━━━━━ Task material

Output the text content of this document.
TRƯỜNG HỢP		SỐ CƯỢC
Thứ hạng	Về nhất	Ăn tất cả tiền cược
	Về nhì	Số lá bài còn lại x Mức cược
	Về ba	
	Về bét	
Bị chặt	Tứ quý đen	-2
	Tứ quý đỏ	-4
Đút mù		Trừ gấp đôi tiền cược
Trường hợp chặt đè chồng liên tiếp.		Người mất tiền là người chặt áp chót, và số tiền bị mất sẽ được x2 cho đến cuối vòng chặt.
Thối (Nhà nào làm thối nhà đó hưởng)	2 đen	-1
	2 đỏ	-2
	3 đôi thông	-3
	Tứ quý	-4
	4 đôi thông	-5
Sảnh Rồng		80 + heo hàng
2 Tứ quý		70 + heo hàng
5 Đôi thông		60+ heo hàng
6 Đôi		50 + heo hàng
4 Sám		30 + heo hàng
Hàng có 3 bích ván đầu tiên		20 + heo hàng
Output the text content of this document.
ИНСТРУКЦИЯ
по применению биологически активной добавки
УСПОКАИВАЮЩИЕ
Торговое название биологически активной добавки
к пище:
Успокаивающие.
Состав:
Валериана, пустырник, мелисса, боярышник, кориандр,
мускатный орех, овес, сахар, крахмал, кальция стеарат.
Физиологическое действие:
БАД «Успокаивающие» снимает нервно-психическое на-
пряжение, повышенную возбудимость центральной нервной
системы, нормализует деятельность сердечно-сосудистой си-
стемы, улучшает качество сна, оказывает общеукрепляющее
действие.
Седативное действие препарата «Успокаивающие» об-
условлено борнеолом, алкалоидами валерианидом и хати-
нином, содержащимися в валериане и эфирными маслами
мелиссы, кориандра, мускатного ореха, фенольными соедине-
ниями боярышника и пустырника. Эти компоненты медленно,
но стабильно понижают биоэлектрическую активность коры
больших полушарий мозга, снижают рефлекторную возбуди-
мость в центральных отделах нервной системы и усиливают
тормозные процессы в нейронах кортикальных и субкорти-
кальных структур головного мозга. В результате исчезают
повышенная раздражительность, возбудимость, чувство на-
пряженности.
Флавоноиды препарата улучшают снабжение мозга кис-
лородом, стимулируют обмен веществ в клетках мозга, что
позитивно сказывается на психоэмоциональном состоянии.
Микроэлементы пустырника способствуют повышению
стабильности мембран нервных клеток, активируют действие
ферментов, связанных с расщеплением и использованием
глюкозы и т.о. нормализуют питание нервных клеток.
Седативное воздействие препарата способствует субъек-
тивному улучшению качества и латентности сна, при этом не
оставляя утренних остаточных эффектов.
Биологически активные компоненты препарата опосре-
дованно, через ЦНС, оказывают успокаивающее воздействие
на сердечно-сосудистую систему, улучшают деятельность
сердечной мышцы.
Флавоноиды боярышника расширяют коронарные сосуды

━━━━━━━━━━

## Problem statement
Report how many lines of the listing hold the string "воздействие", giving only the number.

## Solution to this task
2